Identify the lines that contain the word "They", then copy them.

▬▬▬▬▬▬

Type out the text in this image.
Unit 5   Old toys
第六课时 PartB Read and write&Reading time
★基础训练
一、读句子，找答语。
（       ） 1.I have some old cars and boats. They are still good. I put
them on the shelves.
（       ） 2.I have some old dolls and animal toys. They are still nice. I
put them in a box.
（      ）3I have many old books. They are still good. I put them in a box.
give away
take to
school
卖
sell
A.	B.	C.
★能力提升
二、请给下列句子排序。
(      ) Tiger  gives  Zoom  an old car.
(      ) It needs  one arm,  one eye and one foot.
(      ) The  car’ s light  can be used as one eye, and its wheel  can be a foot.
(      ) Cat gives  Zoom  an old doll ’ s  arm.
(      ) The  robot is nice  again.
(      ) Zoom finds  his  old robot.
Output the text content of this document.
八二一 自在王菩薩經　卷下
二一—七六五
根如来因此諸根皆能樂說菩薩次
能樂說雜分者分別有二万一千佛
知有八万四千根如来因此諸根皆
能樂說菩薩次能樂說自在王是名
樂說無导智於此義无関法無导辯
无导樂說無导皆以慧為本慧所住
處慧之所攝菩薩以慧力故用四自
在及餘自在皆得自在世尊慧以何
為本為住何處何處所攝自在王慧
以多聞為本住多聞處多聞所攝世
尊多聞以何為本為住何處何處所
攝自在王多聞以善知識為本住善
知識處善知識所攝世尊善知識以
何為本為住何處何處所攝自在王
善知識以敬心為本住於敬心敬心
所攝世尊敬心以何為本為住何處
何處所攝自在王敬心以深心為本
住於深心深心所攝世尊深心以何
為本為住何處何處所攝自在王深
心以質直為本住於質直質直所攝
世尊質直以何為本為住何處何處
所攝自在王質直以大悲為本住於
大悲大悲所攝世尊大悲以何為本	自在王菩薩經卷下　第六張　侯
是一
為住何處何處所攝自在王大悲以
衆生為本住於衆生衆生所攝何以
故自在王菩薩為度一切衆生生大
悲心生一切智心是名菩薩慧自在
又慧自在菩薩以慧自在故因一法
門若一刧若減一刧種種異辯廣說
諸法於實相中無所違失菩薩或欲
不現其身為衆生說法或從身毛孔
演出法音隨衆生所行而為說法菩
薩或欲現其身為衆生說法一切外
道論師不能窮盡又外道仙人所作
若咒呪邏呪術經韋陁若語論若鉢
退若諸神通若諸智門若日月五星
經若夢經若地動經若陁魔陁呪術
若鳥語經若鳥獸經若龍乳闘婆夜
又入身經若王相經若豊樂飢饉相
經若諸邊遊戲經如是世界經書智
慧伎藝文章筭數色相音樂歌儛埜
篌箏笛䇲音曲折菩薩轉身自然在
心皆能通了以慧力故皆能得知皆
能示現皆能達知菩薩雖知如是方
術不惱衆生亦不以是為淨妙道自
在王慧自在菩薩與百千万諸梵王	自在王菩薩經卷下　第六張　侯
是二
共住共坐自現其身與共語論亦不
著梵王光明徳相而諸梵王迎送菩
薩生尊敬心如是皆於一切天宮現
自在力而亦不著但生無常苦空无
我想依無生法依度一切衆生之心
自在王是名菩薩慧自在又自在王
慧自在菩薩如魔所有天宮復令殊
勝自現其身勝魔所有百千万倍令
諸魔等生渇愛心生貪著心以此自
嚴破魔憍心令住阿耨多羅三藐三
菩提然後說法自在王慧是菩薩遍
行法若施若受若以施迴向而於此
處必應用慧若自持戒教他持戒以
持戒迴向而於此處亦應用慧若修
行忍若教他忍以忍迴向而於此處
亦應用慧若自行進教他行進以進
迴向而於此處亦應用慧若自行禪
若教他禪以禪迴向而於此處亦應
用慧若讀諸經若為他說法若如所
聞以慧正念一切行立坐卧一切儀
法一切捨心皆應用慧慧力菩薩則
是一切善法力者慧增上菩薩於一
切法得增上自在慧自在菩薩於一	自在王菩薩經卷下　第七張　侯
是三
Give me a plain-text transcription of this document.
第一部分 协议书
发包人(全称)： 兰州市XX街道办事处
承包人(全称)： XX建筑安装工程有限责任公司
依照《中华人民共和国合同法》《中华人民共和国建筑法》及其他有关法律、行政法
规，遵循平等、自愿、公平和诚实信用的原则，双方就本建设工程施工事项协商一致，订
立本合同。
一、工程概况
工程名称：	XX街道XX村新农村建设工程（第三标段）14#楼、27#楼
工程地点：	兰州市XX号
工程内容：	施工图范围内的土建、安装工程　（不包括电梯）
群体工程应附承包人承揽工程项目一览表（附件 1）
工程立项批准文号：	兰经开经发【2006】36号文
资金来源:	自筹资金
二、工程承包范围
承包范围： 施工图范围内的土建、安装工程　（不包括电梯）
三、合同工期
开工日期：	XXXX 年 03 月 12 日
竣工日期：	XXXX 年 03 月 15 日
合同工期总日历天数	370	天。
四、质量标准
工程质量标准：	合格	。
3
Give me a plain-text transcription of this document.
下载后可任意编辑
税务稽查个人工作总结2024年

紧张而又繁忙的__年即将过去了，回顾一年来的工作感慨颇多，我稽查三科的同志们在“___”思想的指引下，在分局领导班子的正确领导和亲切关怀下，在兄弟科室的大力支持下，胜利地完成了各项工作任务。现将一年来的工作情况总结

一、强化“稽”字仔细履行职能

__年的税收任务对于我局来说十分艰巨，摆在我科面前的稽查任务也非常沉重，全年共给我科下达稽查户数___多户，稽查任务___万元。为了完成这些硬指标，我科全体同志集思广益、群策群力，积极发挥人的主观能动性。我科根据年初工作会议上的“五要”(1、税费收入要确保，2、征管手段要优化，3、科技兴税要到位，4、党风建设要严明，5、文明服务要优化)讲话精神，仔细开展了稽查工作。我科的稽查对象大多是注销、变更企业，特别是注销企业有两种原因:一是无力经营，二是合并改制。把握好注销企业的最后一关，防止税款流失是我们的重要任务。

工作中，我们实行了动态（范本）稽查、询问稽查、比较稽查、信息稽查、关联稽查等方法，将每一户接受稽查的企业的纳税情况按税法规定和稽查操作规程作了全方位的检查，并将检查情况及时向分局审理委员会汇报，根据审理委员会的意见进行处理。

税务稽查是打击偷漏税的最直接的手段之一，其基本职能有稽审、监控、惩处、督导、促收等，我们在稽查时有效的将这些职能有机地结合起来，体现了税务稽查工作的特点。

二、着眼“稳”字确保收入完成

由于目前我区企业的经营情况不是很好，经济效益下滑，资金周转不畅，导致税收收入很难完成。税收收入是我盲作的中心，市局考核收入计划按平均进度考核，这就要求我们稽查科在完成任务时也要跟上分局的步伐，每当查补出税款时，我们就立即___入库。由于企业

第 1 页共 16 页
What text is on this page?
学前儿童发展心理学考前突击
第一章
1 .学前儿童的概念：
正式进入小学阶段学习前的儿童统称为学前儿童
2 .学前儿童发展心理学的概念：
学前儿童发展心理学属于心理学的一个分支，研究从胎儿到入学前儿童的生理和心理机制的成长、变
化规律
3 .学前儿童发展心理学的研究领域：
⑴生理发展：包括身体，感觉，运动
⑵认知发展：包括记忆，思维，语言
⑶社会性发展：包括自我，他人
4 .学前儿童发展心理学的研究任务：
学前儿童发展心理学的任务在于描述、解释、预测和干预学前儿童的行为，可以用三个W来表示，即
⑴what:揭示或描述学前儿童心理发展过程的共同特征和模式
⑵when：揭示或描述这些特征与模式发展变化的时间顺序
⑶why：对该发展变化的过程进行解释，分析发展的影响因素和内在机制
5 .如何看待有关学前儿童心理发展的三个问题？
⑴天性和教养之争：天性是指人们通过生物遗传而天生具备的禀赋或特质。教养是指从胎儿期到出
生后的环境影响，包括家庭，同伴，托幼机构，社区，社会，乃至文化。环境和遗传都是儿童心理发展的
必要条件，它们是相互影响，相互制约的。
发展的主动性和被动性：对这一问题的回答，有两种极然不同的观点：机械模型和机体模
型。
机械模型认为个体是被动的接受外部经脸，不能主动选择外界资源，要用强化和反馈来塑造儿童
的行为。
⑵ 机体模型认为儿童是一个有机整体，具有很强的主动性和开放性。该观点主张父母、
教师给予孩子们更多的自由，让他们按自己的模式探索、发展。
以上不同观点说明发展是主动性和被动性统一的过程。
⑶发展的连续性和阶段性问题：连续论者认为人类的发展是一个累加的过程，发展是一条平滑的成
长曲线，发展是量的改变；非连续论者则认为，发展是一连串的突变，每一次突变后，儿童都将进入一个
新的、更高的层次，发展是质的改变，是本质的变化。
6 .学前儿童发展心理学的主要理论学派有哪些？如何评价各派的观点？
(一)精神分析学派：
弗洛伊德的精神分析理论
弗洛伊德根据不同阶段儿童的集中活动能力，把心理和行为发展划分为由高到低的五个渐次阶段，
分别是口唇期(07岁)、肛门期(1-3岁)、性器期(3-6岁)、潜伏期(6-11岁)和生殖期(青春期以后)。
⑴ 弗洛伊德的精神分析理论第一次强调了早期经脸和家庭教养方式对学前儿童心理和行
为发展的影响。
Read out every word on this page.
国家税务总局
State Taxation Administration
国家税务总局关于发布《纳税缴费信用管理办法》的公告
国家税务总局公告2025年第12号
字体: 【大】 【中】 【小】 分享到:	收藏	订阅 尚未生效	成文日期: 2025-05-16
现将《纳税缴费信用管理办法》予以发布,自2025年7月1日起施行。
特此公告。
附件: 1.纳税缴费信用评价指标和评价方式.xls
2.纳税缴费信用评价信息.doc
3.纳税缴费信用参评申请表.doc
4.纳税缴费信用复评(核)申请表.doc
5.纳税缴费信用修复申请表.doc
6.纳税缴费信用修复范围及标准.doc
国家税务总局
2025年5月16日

▬▬▬▬▬▬

=== SOLUTION FOR THIS TASK ===
（       ） 1.I have some old cars and boats. They are still good. I put
（       ） 2.I have some old dolls and animal toys. They are still nice. I
（      ）3I have many old books. They are still good. I put them in a box.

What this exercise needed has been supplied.